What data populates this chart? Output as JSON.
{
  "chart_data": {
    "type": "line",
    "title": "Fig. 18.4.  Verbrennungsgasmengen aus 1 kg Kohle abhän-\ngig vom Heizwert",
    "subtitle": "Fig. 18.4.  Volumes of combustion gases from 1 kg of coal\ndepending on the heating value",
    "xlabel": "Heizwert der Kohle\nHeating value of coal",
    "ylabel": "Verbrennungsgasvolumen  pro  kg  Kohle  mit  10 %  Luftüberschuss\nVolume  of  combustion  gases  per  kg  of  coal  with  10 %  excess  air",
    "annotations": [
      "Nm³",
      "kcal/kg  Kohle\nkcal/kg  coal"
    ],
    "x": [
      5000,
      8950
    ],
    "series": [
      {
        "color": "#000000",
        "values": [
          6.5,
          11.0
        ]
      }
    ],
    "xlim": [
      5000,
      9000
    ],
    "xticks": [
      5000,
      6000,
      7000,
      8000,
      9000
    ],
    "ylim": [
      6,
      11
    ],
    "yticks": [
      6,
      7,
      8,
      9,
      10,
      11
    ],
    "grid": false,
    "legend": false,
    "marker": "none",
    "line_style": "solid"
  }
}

--

Requirements: Wherever the string "Heizwert" appears in the entries above, list that line.

Solution for this problem:
    "title": "Fig. 18.4.  Verbrennungsgasmengen aus 1 kg Kohle abhän-\ngig vom Heizwert",
    "xlabel": "Heizwert der Kohle\nHeating value of coal",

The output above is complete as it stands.